#### RECORD LIST ####
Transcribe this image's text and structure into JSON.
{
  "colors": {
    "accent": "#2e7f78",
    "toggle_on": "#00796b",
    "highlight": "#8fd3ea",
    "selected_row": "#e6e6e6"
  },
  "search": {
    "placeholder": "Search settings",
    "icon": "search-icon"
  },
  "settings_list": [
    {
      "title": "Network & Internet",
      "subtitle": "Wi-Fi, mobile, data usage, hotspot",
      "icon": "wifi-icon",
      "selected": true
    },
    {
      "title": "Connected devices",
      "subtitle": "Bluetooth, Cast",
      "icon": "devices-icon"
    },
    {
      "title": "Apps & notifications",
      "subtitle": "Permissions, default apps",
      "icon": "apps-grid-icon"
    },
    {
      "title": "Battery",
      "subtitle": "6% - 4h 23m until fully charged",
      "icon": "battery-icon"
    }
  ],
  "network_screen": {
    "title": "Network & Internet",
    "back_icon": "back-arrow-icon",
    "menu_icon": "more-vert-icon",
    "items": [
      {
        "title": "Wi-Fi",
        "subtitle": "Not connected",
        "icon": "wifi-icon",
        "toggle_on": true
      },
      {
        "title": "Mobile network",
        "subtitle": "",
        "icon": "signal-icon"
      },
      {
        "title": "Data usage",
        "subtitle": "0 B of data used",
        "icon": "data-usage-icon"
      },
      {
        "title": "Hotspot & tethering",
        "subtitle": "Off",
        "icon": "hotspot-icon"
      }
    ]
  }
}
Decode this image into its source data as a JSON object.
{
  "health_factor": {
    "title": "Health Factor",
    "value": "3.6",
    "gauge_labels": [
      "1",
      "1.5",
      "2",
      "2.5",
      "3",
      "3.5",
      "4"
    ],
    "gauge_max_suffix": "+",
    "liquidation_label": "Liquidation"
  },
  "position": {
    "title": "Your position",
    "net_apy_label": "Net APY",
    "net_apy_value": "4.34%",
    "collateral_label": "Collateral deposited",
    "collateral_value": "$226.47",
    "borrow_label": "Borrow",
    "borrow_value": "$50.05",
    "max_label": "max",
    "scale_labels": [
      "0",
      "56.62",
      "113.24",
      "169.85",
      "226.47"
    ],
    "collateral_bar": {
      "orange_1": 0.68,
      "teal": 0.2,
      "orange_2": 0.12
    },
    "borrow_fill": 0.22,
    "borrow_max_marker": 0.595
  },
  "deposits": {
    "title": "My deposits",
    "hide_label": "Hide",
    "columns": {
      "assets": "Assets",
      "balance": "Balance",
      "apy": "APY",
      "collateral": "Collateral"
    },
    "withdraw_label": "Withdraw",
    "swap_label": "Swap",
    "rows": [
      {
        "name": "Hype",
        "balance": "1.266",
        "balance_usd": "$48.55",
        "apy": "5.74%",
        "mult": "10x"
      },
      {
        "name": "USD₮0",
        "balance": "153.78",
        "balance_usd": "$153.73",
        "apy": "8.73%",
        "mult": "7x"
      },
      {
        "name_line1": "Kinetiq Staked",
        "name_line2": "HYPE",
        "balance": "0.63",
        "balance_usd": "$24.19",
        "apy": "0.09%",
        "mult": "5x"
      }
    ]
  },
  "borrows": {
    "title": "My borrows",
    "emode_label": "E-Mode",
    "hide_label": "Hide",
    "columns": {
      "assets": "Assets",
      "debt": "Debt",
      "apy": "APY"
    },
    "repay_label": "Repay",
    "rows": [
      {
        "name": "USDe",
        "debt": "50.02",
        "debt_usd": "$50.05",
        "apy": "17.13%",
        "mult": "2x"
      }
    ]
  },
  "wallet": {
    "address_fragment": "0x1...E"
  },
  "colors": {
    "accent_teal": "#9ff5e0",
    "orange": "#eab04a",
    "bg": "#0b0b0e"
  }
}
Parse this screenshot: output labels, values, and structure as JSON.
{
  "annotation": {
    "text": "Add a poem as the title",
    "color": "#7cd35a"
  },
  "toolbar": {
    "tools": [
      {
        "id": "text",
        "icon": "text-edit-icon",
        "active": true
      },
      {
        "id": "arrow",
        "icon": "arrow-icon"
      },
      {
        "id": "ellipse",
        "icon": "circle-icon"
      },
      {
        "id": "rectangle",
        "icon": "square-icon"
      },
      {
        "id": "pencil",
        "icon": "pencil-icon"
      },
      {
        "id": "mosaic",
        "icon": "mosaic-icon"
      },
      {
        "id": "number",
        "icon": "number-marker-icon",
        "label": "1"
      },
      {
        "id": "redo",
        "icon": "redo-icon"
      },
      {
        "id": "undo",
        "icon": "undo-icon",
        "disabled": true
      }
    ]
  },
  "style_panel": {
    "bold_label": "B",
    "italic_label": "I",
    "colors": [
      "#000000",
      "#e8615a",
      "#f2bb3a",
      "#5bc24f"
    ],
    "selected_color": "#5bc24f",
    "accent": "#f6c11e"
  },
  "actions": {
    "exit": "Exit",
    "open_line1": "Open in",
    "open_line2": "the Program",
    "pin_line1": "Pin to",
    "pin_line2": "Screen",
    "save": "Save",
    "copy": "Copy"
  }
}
####
* EXERCISE PROMPT *
Write every record out again, unaltered.

* ANSWER TO THIS EXERCISE *
Transcribe this image's text and structure into JSON.
{
  "colors": {
    "accent": "#2e7f78",
    "toggle_on": "#00796b",
    "highlight": "#8fd3ea",
    "selected_row": "#e6e6e6"
  },
  "search": {
    "placeholder": "Search settings",
    "icon": "search-icon"
  },
  "settings_list": [
    {
      "title": "Network & Internet",
      "subtitle": "Wi-Fi, mobile, data usage, hotspot",
      "icon": "wifi-icon",
      "selected": true
    },
    {
      "title": "Connected devices",
      "subtitle": "Bluetooth, Cast",
      "icon": "devices-icon"
    },
    {
      "title": "Apps & notifications",
      "subtitle": "Permissions, default apps",
      "icon": "apps-grid-icon"
    },
    {
      "title": "Battery",
      "subtitle": "6% - 4h 23m until fully charged",
      "icon": "battery-icon"
    }
  ],
  "network_screen": {
    "title": "Network & Internet",
    "back_icon": "back-arrow-icon",
    "menu_icon": "more-vert-icon",
    "items": [
      {
        "title": "Wi-Fi",
        "subtitle": "Not connected",
        "icon": "wifi-icon",
        "toggle_on": true
      },
      {
        "title": "Mobile network",
        "subtitle": "",
        "icon": "signal-icon"
      },
      {
        "title": "Data usage",
        "subtitle": "0 B of data used",
        "icon": "data-usage-icon"
      },
      {
        "title": "Hotspot & tethering",
        "subtitle": "Off",
        "icon": "hotspot-icon"
      }
    ]
  }
}
Decode this image into its source data as a JSON object.
{
  "health_factor": {
    "title": "Health Factor",
    "value": "3.6",
    "gauge_labels": [
      "1",
      "1.5",
      "2",
      "2.5",
      "3",
      "3.5",
      "4"
    ],
    "gauge_max_suffix": "+",
    "liquidation_label": "Liquidation"
  },
  "position": {
    "title": "Your position",
    "net_apy_label": "Net APY",
    "net_apy_value": "4.34%",
    "collateral_label": "Collateral deposited",
    "collateral_value": "$226.47",
    "borrow_label": "Borrow",
    "borrow_value": "$50.05",
    "max_label": "max",
    "scale_labels": [
      "0",
      "56.62",
      "113.24",
      "169.85",
      "226.47"
    ],
    "collateral_bar": {
      "orange_1": 0.68,
      "teal": 0.2,
      "orange_2": 0.12
    },
    "borrow_fill": 0.22,
    "borrow_max_marker": 0.595
  },
  "deposits": {
    "title": "My deposits",
    "hide_label": "Hide",
    "columns": {
      "assets": "Assets",
      "balance": "Balance",
      "apy": "APY",
      "collateral": "Collateral"
    },
    "withdraw_label": "Withdraw",
    "swap_label": "Swap",
    "rows": [
      {
        "name": "Hype",
        "balance": "1.266",
        "balance_usd": "$48.55",
        "apy": "5.74%",
        "mult": "10x"
      },
      {
        "name": "USD₮0",
        "balance": "153.78",
        "balance_usd": "$153.73",
        "apy": "8.73%",
        "mult": "7x"
      },
      {
        "name_line1": "Kinetiq Staked",
        "name_line2": "HYPE",
        "balance": "0.63",
        "balance_usd": "$24.19",
        "apy": "0.09%",
        "mult": "5x"
      }
    ]
  },
  "borrows": {
    "title": "My borrows",
    "emode_label": "E-Mode",
    "hide_label": "Hide",
    "columns": {
      "assets": "Assets",
      "debt": "Debt",
      "apy": "APY"
    },
    "repay_label": "Repay",
    "rows": [
      {
        "name": "USDe",
        "debt": "50.02",
        "debt_usd": "$50.05",
        "apy": "17.13%",
        "mult": "2x"
      }
    ]
  },
  "wallet": {
    "address_fragment": "0x1...E"
  },
  "colors": {
    "accent_teal": "#9ff5e0",
    "orange": "#eab04a",
    "bg": "#0b0b0e"
  }
}
Parse this screenshot: output labels, values, and structure as JSON.
{
  "annotation": {
    "text": "Add a poem as the title",
    "color": "#7cd35a"
  },
  "toolbar": {
    "tools": [
      {
        "id": "text",
        "icon": "text-edit-icon",
        "active": true
      },
      {
        "id": "arrow",
        "icon": "arrow-icon"
      },
      {
        "id": "ellipse",
        "icon": "circle-icon"
      },
      {
        "id": "rectangle",
        "icon": "square-icon"
      },
      {
        "id": "pencil",
        "icon": "pencil-icon"
      },
      {
        "id": "mosaic",
        "icon": "mosaic-icon"
      },
      {
        "id": "number",
        "icon": "number-marker-icon",
        "label": "1"
      },
      {
        "id": "redo",
        "icon": "redo-icon"
      },
      {
        "id": "undo",
        "icon": "undo-icon",
        "disabled": true
      }
    ]
  },
  "style_panel": {
    "bold_label": "B",
    "italic_label": "I",
    "colors": [
      "#000000",
      "#e8615a",
      "#f2bb3a",
      "#5bc24f"
    ],
    "selected_color": "#5bc24f",
    "accent": "#f6c11e"
  },
  "actions": {
    "exit": "Exit",
    "open_line1": "Open in",
    "open_line2": "the Program",
    "pin_line1": "Pin to",
    "pin_line2": "Screen",
    "save": "Save",
    "copy": "Copy"
  }
}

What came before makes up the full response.